**Requirements:** Copy every line from the data below in which the string "hebra" can be found.

**Provided records:**
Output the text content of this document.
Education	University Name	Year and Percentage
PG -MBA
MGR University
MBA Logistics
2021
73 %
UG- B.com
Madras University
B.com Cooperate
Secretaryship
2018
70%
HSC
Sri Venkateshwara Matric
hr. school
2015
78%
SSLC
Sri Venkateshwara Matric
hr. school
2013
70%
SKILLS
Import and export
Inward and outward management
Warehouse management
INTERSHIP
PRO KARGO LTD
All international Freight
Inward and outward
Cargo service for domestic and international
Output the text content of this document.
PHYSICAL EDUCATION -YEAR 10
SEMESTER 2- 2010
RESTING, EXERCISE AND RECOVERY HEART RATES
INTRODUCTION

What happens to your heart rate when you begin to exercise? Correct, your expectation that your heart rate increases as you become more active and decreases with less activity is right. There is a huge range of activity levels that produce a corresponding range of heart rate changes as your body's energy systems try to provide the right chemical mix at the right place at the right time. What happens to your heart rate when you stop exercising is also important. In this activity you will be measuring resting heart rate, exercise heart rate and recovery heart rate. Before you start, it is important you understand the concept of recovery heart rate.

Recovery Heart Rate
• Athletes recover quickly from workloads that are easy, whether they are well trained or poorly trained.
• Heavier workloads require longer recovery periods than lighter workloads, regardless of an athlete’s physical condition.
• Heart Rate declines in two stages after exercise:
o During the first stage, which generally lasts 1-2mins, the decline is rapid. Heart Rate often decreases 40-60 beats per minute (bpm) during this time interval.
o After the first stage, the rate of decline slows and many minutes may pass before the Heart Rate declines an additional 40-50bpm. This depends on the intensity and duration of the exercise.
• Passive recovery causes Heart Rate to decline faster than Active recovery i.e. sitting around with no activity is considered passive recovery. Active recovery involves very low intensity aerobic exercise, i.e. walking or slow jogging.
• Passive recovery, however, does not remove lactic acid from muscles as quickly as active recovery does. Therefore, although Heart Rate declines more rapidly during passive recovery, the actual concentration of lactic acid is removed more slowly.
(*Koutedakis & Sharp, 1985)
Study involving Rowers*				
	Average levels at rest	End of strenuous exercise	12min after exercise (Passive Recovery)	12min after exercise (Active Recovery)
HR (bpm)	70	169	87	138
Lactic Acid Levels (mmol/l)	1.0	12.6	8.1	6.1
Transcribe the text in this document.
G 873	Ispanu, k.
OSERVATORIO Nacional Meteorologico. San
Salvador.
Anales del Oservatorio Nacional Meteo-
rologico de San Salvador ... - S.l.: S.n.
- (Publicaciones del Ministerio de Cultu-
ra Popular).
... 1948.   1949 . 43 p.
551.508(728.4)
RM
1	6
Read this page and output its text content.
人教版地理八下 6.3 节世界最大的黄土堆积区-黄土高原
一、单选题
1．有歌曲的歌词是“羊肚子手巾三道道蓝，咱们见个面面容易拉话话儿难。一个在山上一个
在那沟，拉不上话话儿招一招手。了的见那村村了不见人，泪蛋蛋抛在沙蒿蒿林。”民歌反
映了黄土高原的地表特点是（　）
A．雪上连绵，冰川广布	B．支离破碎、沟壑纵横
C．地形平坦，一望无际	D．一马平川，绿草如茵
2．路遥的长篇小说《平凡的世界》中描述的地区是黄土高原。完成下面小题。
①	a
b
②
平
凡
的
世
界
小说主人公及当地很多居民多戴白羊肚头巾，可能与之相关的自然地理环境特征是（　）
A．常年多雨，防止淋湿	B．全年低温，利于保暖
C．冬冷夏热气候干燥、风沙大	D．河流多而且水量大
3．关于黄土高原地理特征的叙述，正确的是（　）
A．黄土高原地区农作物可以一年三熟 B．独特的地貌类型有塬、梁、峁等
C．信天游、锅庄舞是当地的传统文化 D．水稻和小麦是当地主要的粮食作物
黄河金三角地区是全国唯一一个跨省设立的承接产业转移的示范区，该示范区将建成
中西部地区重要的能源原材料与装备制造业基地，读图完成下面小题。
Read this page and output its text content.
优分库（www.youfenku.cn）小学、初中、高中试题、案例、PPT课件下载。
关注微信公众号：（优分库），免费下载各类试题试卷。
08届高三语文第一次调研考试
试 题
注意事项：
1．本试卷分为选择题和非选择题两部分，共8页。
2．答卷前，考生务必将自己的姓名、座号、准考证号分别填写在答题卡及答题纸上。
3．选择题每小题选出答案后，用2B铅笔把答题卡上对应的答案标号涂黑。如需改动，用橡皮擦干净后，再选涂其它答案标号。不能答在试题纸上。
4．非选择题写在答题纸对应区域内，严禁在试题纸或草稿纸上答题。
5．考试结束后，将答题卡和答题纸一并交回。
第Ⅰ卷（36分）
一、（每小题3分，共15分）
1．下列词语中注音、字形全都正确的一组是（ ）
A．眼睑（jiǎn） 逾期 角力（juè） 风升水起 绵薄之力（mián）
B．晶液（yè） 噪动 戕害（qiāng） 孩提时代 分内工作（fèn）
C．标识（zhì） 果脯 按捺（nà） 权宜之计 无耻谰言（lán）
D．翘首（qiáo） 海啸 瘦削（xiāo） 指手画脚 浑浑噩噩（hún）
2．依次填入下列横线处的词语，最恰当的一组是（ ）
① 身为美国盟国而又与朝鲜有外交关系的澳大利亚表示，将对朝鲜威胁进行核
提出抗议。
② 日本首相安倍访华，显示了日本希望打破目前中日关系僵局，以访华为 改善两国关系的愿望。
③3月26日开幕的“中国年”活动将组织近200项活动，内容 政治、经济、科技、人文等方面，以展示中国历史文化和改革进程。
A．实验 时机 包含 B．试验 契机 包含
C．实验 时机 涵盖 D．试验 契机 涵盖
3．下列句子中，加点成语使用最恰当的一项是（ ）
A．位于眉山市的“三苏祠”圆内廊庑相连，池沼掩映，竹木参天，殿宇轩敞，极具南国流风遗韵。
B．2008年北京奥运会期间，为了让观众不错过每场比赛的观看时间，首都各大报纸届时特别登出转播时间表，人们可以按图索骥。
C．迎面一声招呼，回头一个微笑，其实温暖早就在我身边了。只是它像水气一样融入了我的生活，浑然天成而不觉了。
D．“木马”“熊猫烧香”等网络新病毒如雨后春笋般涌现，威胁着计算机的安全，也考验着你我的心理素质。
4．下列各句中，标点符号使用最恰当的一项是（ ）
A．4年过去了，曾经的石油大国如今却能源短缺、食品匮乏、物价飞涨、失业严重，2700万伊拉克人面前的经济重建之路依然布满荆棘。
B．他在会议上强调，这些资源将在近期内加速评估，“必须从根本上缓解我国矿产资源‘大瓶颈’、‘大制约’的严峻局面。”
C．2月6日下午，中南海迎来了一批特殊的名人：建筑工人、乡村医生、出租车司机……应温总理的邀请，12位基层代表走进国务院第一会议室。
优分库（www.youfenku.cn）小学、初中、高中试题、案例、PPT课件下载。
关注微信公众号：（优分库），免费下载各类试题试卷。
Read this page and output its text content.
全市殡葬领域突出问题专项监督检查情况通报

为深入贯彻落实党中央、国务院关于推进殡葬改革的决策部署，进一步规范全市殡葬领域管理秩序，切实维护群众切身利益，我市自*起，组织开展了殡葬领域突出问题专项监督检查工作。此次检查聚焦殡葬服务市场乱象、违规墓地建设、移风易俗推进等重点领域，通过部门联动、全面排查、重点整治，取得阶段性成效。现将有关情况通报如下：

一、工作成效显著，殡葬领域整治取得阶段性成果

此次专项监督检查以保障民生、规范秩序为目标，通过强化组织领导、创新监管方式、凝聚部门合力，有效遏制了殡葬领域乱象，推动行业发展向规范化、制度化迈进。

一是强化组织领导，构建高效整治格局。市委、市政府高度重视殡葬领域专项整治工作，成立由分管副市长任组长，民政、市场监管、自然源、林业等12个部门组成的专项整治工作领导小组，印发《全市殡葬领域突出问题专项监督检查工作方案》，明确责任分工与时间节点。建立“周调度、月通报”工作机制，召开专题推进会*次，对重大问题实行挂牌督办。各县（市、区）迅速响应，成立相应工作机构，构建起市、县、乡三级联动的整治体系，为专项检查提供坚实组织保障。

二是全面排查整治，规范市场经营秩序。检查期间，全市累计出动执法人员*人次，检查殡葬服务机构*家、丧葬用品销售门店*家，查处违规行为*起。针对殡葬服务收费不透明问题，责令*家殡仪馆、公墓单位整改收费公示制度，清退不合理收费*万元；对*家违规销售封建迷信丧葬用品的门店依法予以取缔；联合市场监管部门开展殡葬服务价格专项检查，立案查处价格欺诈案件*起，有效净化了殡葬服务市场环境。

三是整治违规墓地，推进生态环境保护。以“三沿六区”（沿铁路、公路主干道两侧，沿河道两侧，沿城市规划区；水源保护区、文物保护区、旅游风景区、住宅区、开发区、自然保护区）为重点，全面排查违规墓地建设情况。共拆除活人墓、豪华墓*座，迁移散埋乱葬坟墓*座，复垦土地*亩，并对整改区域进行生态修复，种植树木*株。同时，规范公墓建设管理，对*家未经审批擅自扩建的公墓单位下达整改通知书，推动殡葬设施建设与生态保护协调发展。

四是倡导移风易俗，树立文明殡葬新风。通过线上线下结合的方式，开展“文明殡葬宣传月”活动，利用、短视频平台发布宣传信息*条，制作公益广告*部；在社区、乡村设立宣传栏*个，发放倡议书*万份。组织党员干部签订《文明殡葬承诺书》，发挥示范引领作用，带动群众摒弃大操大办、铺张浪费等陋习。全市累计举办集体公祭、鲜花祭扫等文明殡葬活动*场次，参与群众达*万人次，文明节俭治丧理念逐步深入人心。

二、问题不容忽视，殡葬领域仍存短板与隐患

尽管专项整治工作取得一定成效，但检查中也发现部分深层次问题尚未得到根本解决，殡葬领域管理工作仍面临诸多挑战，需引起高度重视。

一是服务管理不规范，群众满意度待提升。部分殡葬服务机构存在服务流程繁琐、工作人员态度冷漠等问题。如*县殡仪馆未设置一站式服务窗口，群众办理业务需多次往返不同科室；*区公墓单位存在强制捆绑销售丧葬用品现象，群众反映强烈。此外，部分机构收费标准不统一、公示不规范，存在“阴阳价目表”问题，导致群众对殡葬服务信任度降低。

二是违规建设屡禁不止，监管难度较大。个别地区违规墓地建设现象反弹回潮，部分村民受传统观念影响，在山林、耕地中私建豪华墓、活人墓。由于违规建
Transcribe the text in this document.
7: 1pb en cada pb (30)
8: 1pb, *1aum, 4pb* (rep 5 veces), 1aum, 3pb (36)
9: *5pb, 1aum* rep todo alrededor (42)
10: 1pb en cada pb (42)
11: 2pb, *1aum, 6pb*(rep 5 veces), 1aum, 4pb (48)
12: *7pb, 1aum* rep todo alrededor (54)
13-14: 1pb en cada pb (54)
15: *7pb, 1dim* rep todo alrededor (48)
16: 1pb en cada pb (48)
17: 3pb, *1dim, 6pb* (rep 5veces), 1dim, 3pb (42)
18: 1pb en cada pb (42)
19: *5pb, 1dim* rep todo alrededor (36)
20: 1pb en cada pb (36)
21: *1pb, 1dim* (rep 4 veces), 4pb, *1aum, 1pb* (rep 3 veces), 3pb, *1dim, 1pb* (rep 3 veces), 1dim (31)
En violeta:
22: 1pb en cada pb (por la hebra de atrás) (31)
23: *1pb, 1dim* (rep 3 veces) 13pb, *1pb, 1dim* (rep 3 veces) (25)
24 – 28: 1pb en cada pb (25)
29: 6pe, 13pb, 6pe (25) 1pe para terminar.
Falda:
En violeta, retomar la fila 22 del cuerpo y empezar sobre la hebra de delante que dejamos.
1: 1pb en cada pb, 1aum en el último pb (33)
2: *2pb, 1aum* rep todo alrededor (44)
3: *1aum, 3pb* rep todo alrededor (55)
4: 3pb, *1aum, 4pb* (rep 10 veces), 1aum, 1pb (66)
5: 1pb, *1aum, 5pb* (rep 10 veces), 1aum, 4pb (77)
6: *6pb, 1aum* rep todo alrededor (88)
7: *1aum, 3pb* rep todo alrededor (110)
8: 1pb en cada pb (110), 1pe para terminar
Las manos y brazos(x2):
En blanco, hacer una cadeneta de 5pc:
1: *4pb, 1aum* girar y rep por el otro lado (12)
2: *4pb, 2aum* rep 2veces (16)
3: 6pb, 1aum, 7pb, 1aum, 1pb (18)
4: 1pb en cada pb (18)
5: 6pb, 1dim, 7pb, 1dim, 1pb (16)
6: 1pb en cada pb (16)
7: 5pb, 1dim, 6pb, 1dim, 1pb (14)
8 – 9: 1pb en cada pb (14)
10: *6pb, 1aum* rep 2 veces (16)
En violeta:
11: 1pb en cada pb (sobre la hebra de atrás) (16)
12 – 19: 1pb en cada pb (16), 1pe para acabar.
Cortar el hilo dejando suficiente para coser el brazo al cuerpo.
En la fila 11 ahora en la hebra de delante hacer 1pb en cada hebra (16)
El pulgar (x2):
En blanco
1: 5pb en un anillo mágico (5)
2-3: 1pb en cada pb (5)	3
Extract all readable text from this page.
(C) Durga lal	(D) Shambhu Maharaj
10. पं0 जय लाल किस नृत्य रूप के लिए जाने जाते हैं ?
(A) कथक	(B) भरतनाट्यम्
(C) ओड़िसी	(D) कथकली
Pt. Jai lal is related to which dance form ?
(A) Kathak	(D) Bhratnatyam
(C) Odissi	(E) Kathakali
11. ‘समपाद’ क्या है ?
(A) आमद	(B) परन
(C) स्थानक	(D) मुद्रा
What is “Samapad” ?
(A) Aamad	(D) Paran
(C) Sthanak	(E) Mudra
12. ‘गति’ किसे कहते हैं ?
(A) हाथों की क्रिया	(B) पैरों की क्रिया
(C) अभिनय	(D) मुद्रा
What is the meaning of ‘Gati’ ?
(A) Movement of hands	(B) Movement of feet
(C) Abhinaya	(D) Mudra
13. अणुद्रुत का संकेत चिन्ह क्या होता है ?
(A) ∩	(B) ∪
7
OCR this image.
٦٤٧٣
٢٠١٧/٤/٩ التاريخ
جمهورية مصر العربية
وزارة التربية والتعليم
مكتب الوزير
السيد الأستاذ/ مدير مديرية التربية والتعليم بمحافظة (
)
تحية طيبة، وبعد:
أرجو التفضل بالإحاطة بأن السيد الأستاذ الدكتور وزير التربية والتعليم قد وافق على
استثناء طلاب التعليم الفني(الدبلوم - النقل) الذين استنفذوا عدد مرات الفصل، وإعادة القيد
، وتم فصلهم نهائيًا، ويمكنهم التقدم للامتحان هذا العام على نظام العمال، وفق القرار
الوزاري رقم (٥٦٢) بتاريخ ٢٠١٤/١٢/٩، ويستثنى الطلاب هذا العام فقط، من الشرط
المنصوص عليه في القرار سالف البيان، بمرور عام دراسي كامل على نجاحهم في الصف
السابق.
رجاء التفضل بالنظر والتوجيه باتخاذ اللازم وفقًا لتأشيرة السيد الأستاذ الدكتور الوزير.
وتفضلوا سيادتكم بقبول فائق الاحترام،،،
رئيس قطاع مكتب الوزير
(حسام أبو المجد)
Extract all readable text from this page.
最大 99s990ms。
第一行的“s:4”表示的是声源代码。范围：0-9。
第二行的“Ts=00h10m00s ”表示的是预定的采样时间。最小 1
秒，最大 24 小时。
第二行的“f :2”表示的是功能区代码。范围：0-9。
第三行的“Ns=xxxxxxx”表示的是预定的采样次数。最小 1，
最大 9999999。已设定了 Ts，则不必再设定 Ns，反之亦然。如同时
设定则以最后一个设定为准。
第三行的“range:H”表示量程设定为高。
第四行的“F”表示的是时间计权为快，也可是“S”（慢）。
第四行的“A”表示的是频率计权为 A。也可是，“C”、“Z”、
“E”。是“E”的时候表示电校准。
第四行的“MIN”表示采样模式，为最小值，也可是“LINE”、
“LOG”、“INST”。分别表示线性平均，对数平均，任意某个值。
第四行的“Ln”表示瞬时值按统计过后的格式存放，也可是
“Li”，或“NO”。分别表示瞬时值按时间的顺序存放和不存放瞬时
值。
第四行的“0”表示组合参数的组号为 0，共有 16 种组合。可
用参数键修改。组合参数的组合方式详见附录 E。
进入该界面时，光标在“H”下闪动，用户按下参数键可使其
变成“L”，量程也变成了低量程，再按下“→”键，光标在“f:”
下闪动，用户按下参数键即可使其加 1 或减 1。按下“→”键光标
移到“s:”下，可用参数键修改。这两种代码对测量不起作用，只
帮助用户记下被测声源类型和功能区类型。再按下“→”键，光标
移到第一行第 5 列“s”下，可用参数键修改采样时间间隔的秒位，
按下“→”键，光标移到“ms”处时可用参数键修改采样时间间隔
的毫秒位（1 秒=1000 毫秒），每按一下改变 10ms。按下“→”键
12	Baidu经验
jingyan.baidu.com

**Full solution:**
22: 1pb en cada pb (por la hebra de atrás) (31)
En violeta, retomar la fila 22 del cuerpo y empezar sobre la hebra de delante que dejamos.
11: 1pb en cada pb (sobre la hebra de atrás) (16)
En la fila 11 ahora en la hebra de delante hacer 1pb en cada hebra (16)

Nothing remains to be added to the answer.